> **Written task**: Extract every line of the material below and reproduce it faithfully.

# # # # #

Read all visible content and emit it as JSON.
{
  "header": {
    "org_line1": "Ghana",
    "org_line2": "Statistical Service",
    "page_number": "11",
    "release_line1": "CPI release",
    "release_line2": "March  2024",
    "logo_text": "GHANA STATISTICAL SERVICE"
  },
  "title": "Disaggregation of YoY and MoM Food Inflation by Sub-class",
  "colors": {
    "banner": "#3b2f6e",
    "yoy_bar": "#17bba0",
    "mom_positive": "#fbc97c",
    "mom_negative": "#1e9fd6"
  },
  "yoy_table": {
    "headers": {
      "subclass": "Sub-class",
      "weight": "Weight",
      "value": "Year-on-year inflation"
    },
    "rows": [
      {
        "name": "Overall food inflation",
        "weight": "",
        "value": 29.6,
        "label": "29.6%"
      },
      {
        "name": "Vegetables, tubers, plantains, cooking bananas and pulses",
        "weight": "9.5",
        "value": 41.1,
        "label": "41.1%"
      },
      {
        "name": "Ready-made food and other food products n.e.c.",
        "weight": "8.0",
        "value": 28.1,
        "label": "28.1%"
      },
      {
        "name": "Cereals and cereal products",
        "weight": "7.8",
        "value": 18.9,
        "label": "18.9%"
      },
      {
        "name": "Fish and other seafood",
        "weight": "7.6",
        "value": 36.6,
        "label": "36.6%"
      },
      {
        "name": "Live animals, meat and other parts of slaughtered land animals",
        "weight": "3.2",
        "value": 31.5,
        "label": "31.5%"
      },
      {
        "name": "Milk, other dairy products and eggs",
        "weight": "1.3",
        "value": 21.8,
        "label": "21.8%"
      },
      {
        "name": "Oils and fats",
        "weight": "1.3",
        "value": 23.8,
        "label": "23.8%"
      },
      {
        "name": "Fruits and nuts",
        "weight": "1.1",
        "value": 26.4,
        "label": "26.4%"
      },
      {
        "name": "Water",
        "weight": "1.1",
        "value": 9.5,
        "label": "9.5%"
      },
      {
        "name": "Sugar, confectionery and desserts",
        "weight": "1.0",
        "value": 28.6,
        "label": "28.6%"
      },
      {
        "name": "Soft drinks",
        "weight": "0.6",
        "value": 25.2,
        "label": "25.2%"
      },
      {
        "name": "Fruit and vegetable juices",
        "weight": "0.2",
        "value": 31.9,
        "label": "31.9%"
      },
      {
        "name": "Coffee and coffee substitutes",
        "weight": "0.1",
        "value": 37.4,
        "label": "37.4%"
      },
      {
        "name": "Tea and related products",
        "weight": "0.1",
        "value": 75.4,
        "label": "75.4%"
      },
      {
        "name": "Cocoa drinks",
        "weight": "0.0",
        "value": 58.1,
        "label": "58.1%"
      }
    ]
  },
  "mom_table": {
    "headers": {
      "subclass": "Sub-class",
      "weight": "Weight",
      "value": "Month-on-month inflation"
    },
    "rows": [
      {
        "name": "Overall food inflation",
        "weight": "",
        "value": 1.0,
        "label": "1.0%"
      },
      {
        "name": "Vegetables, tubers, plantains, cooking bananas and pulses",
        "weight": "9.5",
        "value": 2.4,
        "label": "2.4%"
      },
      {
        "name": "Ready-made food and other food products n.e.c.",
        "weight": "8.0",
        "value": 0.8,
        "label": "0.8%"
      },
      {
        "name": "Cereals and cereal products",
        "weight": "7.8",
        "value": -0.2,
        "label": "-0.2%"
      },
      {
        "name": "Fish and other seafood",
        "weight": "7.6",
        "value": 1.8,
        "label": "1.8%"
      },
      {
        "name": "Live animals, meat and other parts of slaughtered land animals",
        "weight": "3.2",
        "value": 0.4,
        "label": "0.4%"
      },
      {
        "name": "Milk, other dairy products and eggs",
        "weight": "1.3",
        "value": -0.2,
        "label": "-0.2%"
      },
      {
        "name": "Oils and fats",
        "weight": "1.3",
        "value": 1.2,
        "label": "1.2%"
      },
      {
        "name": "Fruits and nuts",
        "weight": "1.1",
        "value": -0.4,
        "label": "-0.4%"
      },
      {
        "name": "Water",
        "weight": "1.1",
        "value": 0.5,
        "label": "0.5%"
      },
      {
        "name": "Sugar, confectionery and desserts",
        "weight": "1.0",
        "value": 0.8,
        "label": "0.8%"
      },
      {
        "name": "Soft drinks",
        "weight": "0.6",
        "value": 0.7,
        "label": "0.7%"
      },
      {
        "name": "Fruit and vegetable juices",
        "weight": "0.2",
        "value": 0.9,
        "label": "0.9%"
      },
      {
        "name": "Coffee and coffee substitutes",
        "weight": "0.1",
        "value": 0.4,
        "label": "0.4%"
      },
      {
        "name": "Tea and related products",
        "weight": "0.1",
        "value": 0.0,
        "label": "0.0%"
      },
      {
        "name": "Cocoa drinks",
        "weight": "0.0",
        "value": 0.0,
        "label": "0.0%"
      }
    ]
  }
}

# # # # #

> **Task result**:
Read all visible content and emit it as JSON.
{
  "header": {
    "org_line1": "Ghana",
    "org_line2": "Statistical Service",
    "page_number": "11",
    "release_line1": "CPI release",
    "release_line2": "March  2024",
    "logo_text": "GHANA STATISTICAL SERVICE"
  },
  "title": "Disaggregation of YoY and MoM Food Inflation by Sub-class",
  "colors": {
    "banner": "#3b2f6e",
    "yoy_bar": "#17bba0",
    "mom_positive": "#fbc97c",
    "mom_negative": "#1e9fd6"
  },
  "yoy_table": {
    "headers": {
      "subclass": "Sub-class",
      "weight": "Weight",
      "value": "Year-on-year inflation"
    },
    "rows": [
      {
        "name": "Overall food inflation",
        "weight": "",
        "value": 29.6,
        "label": "29.6%"
      },
      {
        "name": "Vegetables, tubers, plantains, cooking bananas and pulses",
        "weight": "9.5",
        "value": 41.1,
        "label": "41.1%"
      },
      {
        "name": "Ready-made food and other food products n.e.c.",
        "weight": "8.0",
        "value": 28.1,
        "label": "28.1%"
      },
      {
        "name": "Cereals and cereal products",
        "weight": "7.8",
        "value": 18.9,
        "label": "18.9%"
      },
      {
        "name": "Fish and other seafood",
        "weight": "7.6",
        "value": 36.6,
        "label": "36.6%"
      },
      {
        "name": "Live animals, meat and other parts of slaughtered land animals",
        "weight": "3.2",
        "value": 31.5,
        "label": "31.5%"
      },
      {
        "name": "Milk, other dairy products and eggs",
        "weight": "1.3",
        "value": 21.8,
        "label": "21.8%"
      },
      {
        "name": "Oils and fats",
        "weight": "1.3",
        "value": 23.8,
        "label": "23.8%"
      },
      {
        "name": "Fruits and nuts",
        "weight": "1.1",
        "value": 26.4,
        "label": "26.4%"
      },
      {
        "name": "Water",
        "weight": "1.1",
        "value": 9.5,
        "label": "9.5%"
      },
      {
        "name": "Sugar, confectionery and desserts",
        "weight": "1.0",
        "value": 28.6,
        "label": "28.6%"
      },
      {
        "name": "Soft drinks",
        "weight": "0.6",
        "value": 25.2,
        "label": "25.2%"
      },
      {
        "name": "Fruit and vegetable juices",
        "weight": "0.2",
        "value": 31.9,
        "label": "31.9%"
      },
      {
        "name": "Coffee and coffee substitutes",
        "weight": "0.1",
        "value": 37.4,
        "label": "37.4%"
      },
      {
        "name": "Tea and related products",
        "weight": "0.1",
        "value": 75.4,
        "label": "75.4%"
      },
      {
        "name": "Cocoa drinks",
        "weight": "0.0",
        "value": 58.1,
        "label": "58.1%"
      }
    ]
  },
  "mom_table": {
    "headers": {
      "subclass": "Sub-class",
      "weight": "Weight",
      "value": "Month-on-month inflation"
    },
    "rows": [
      {
        "name": "Overall food inflation",
        "weight": "",
        "value": 1.0,
        "label": "1.0%"
      },
      {
        "name": "Vegetables, tubers, plantains, cooking bananas and pulses",
        "weight": "9.5",
        "value": 2.4,
        "label": "2.4%"
      },
      {
        "name": "Ready-made food and other food products n.e.c.",
        "weight": "8.0",
        "value": 0.8,
        "label": "0.8%"
      },
      {
        "name": "Cereals and cereal products",
        "weight": "7.8",
        "value": -0.2,
        "label": "-0.2%"
      },
      {
        "name": "Fish and other seafood",
        "weight": "7.6",
        "value": 1.8,
        "label": "1.8%"
      },
      {
        "name": "Live animals, meat and other parts of slaughtered land animals",
        "weight": "3.2",
        "value": 0.4,
        "label": "0.4%"
      },
      {
        "name": "Milk, other dairy products and eggs",
        "weight": "1.3",
        "value": -0.2,
        "label": "-0.2%"
      },
      {
        "name": "Oils and fats",
        "weight": "1.3",
        "value": 1.2,
        "label": "1.2%"
      },
      {
        "name": "Fruits and nuts",
        "weight": "1.1",
        "value": -0.4,
        "label": "-0.4%"
      },
      {
        "name": "Water",
        "weight": "1.1",
        "value": 0.5,
        "label": "0.5%"
      },
      {
        "name": "Sugar, confectionery and desserts",
        "weight": "1.0",
        "value": 0.8,
        "label": "0.8%"
      },
      {
        "name": "Soft drinks",
        "weight": "0.6",
        "value": 0.7,
        "label": "0.7%"
      },
      {
        "name": "Fruit and vegetable juices",
        "weight": "0.2",
        "value": 0.9,
        "label": "0.9%"
      },
      {
        "name": "Coffee and coffee substitutes",
        "weight": "0.1",
        "value": 0.4,
        "label": "0.4%"
      },
      {
        "name": "Tea and related products",
        "weight": "0.1",
        "value": 0.0,
        "label": "0.0%"
      },
      {
        "name": "Cocoa drinks",
        "weight": "0.0",
        "value": 0.0,
        "label": "0.0%"
      }
    ]
  }
}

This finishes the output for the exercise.